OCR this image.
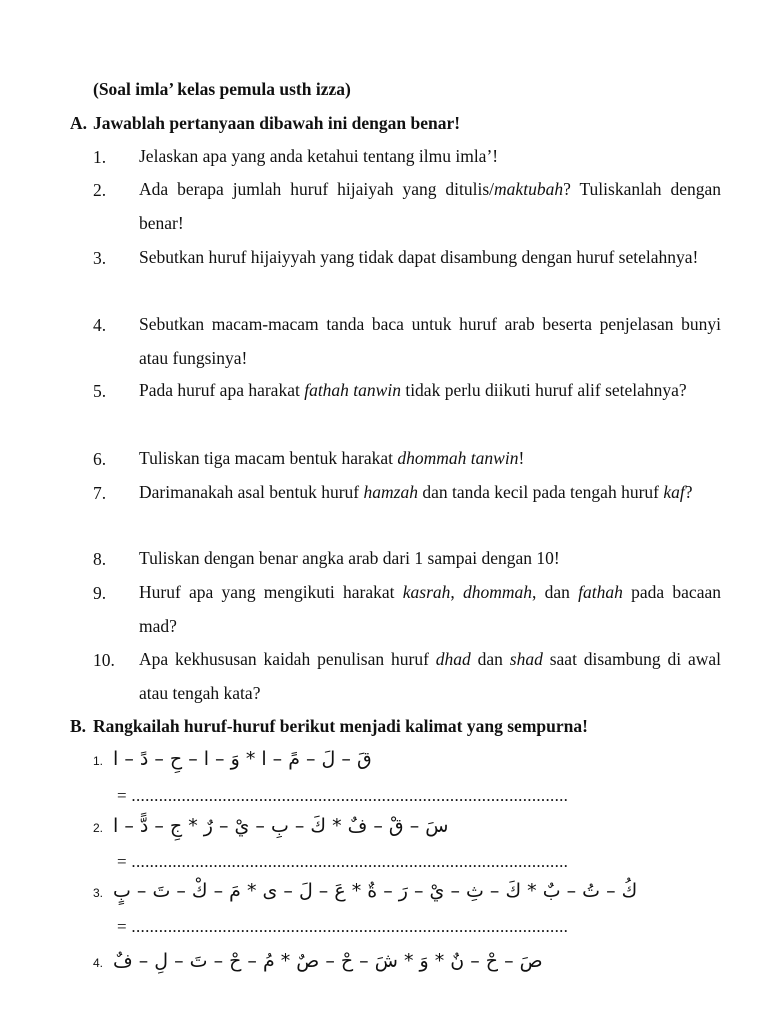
(Soal imla’ kelas pemula usth izza)
A. Jawablah pertanyaan dibawah ini dengan benar!
1. Jelaskan apa yang anda ketahui tentang ilmu imla’!
2. Ada berapa jumlah huruf hijaiyah yang ditulis/maktubah? Tuliskanlah dengan benar!
3. Sebutkan huruf hijaiyyah yang tidak dapat disambung dengan huruf setelahnya!
4. Sebutkan macam-macam tanda baca untuk huruf arab beserta penjelasan bunyi atau fungsinya!
5. Pada huruf apa harakat fathah tanwin tidak perlu diikuti huruf alif setelahnya?
6. Tuliskan tiga macam bentuk harakat dhommah tanwin!
7. Darimanakah asal bentuk huruf hamzah dan tanda kecil pada tengah huruf kaf?
8. Tuliskan dengan benar angka arab dari 1 sampai dengan 10!
9. Huruf apa yang mengikuti harakat kasrah, dhommah, dan fathah pada bacaan mad?
10. Apa kekhususan kaidah penulisan huruf dhad dan shad saat disambung di awal atau tengah kata?
B. Rangkailah huruf-huruf berikut menjadi kalimat yang sempurna!
1. قَ – لَ – مً – ا * وَ – ا – حِ – دً – ا
= ................................................................................................
2. سَ – قْ – فٌ * كَ – بِ – يْ – رٌ * جِ – دًّ – ا
= ................................................................................................
3. كُ – تُ – بٌ * كَ – ثِ – يْ – رَ – ةٌ * عَ – لَ – ى * مَ – كْ – تَ – بٍ
= ................................................................................................
4. صَ – حْ – نٌ * وَ * شَ – حْ – صٌ * مُ – حْ – تَ – لِ – فٌ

-=-=-

EXERCISE PROMPT:
Do not copy the pictures, but repeat every line exactly.

WRITTEN RESPONSE:
OCR this image.
(Soal imla’ kelas pemula usth izza)
A. Jawablah pertanyaan dibawah ini dengan benar!
1. Jelaskan apa yang anda ketahui tentang ilmu imla’!
2. Ada berapa jumlah huruf hijaiyah yang ditulis/maktubah? Tuliskanlah dengan benar!
3. Sebutkan huruf hijaiyyah yang tidak dapat disambung dengan huruf setelahnya!
4. Sebutkan macam-macam tanda baca untuk huruf arab beserta penjelasan bunyi atau fungsinya!
5. Pada huruf apa harakat fathah tanwin tidak perlu diikuti huruf alif setelahnya?
6. Tuliskan tiga macam bentuk harakat dhommah tanwin!
7. Darimanakah asal bentuk huruf hamzah dan tanda kecil pada tengah huruf kaf?
8. Tuliskan dengan benar angka arab dari 1 sampai dengan 10!
9. Huruf apa yang mengikuti harakat kasrah, dhommah, dan fathah pada bacaan mad?
10. Apa kekhususan kaidah penulisan huruf dhad dan shad saat disambung di awal atau tengah kata?
B. Rangkailah huruf-huruf berikut menjadi kalimat yang sempurna!
1. قَ – لَ – مً – ا * وَ – ا – حِ – دً – ا
= ................................................................................................
2. سَ – قْ – فٌ * كَ – بِ – يْ – رٌ * جِ – دًّ – ا
= ................................................................................................
3. كُ – تُ – بٌ * كَ – ثِ – يْ – رَ – ةٌ * عَ – لَ – ى * مَ – كْ – تَ – بٍ
= ................................................................................................
4. صَ – حْ – نٌ * وَ * شَ – حْ – صٌ * مُ – حْ – تَ – لِ – فٌ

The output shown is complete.